→ **Text passage**
====

Keeping a blade or straight-edge flat to the work while holding the scriber at the proper angle does not come naturally to all. Yet these seemingly insignificant details have a profound effect on the magnitude of your scribing error, as does the sharpness of the scriber’s tip and its shape. All scribers have a slightly different shape to their tip. Viewed with 3x glass, most define a ogee curve (ie, ogive, etc., similar to the nose of a Spitzer type bullet). That means the tip of the scriber will always fall some distance away from the blade against which it is pressed. That distance will vary according to the thickness of the blade the angle at which the scriber is held. Learning to polish a symmetrical needle point onto their scriber results in an immediate narrowing of their scribing error. (Some machinists stone a small flat on the side of the scriber’s tip, allowing the tip to fall closer to the blade.)
The fact scribing errors exist isn’t the object of the exercise - the errors are painfully evident when the workpiece is projected on the screen (or when viewed using a low power binocular microscope). The object of the lesson is for each person to understanding the factors that cause such errors. Once the problem is understood, we can move on to weightier subjects, leaving the student to reduce their particular error to an acceptable level through practice and self discipline.
Some error will always remain and while a small error is generally considered better than a large one, the real goal is consistency. Once their error becomes consistent we simply calibrate the student :-)
This calibration is nothing more than teaching the student to recognize their normal working tolerance - how large their particular scribing error happens to be. Once the error factor is known it can be dealt with by adding or subtracting that amount to your tool's settings when laying out a line. One way of doing this is through the use of shims, selected to match your rate of error. I'll have more to say about this in a minute. Right now, I want to address the Wandering Prick Mark.
Visual acuity in humans varies over a wide range and declines with age. Some can see divisions as fine as one hundred twenty eight to the inch at arms length with perfect clarity while others have trouble with sixty-fourths held close up. Even when a fine line is visible, variations in hand-eye coordination result in errors when transferring that line to the workpiece, pricking an intersection or setting a tool. When asked to set the blade of their combination square for a projection of one inch, it's rare for even one of the class to hit it dead on. (And if she does, you simply reset her square and ask her to do it again.) An experienced machinist can usually come within plus or minus 0.003" of a mark with a reasonable rate of repeatability but it's a more difficult thing to do than most realize.
So don't do it. Not with your naked eye. Unless you're an experienced machinist.
At the very least, a magnifying glass should be used when picking up your points. There are inexpensive optical devices that allow you to prick the intersection of two lines with repeatable accuracy of about +/- 0.003", which is very good for even an experienced machinist. (Look under Optical Center Punch in the catalog of your favorite supplier [ie, Travers, MSC, Enco, etc.] You'll also find plans for do-it-yourself versions on machining-related newsgroups.)

====

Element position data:
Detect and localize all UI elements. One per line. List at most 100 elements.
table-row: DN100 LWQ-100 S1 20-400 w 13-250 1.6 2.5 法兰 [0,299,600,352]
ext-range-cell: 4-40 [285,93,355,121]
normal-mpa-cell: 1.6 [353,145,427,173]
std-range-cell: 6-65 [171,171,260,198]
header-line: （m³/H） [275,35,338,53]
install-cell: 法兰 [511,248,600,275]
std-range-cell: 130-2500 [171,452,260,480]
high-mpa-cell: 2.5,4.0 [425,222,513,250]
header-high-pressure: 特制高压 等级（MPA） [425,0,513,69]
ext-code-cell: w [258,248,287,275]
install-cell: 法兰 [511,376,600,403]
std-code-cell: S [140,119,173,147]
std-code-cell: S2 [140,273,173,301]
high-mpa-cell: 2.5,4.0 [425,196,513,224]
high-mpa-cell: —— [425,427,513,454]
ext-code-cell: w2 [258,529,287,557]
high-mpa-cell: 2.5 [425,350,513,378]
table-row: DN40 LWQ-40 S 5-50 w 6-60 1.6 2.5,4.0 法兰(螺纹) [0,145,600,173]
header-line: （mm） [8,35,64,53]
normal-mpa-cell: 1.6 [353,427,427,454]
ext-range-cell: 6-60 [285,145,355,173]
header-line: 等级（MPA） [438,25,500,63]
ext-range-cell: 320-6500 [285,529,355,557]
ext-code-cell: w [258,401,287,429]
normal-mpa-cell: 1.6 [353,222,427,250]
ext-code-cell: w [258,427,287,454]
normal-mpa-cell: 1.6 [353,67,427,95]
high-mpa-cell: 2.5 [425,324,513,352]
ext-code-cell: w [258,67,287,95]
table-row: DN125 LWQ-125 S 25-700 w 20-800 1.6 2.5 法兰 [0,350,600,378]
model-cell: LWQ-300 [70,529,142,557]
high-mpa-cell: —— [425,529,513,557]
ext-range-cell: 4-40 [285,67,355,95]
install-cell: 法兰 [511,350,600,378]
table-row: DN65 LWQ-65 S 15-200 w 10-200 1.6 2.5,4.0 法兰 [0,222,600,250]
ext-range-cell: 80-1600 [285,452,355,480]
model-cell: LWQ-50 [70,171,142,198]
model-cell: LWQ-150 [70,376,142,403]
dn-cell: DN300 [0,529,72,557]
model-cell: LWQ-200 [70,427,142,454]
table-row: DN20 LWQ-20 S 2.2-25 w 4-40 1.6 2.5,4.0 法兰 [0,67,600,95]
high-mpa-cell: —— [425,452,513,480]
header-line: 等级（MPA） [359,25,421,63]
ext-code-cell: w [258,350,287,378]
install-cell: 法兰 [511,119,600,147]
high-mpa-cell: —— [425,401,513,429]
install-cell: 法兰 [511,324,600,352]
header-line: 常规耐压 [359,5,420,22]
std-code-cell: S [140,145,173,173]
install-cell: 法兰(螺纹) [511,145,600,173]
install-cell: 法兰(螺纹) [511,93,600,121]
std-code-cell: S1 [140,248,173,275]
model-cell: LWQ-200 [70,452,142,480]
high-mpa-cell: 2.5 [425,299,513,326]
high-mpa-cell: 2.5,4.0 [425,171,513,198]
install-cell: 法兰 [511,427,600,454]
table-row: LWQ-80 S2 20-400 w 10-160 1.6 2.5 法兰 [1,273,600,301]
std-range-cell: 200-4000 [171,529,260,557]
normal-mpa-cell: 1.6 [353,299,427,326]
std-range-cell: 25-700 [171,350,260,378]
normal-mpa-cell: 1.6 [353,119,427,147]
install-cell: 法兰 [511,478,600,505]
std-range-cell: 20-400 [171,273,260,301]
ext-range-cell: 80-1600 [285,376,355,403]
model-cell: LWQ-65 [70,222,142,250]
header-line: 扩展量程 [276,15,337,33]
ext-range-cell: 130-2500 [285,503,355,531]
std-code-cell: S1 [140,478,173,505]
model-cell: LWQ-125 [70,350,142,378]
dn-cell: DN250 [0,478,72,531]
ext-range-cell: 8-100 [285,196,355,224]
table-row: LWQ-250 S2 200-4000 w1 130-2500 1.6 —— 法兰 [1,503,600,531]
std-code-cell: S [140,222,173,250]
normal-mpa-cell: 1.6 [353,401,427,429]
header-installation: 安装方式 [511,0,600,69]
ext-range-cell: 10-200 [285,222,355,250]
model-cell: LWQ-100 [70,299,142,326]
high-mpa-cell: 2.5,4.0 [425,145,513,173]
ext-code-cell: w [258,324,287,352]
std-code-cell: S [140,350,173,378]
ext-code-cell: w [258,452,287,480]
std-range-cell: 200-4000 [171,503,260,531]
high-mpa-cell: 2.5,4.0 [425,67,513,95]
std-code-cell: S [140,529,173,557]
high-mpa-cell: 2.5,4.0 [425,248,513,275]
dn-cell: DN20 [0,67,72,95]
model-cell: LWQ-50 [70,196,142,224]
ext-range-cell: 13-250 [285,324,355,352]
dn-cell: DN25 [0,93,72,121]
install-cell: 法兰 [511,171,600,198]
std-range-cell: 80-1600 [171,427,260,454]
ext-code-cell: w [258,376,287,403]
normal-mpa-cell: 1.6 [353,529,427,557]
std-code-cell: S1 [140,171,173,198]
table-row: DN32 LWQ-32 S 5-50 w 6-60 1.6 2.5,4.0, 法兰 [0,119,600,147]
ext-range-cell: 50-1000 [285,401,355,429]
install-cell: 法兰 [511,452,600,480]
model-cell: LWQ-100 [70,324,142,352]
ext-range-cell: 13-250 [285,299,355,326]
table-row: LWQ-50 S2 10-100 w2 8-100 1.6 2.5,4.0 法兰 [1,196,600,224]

====

Pick up the passage on scribing error and layout accuracy after its last sentence and continue it. These rows were taken from a different source than the text.

In a similar vein, you would not use the naked eye to set the extension of the blade of a combination square unless the allowed tolerance was on the order +/- 0.015" (ie, about a sixty-fourth). Instead, you would use a known standard, such as a stack of Jo blocks on a surface plate and set the blade according to that. The resulting setting will usually be within a couple of thou (usually + zero, minus something). Which should be more than enough. If greater precision is required, you wouldn’t be using a combination square. (What would you use? A template or drill jig, created using something other than hand tools.)
But the odds are you won't have a surface plate or set of Jo blocks in your kit. If you're the typical homebuilder, what you'll have is a collection of tool bits of various sizes, measured and marked so their dimensions are known. And your scribing shim is liable to be a piece of cigaret paper (!).
A cigaret paper is about one thousandth of an inch in thickness - thinner than a human hair. The thickness varies from batch to batch and brand to brand. (Buy yourself a packet of Zig-Zag or Bugler and measure them. You'll see a similar packet in the tool box of most machinists.) Dry paper doesn’t make a very good shim. (Paper tends to compress.) But when paper is treated or filled it serves quite well, as shown by its use for gaskets. On the job, the handiest filler is to simply soak the stuff with kerosene or light machine oil. The dimension of oiled paper is more than stable enough to be used as a shim for casual layout work, setting the height of a sharpened tool bit and so forth. (Indeed, paper shims were the standard method of adjusting cutter depth in rifling machines for more than a hundred years.)
To subtract your scribing error to the setting of the blade, put the shim under the blade of the square where it contacts whatever you’re using for a surface plate. To add your scribing error to the measurement, as when scribing off the frame of the square, simply add the shim to the stack.
In addition to tool bits, which usually range between plus zero and minus two or three and vary for each face (ie, they aren't especially precise), another handy source of inexpensive gauge blocks is precision ground tool steel or tooling plate, which is often within .0005" across one dimension (ie, either thickness or width - more precise than you’ll need to build an airplane).
Unless you’re using real Jo blocks on a certified surface plate, the accuracy of your stack-up gauge will wander around a bit. Its saving grace is that it?s quick to set up, inexpensive, highly portable and more accurate than your eye. If greater accuracy is needed you may set the blade using a beam-type caliper or depth mike but for this type of layout, that degree of precision is rarely needed.
Which begs the question: How good is good enough?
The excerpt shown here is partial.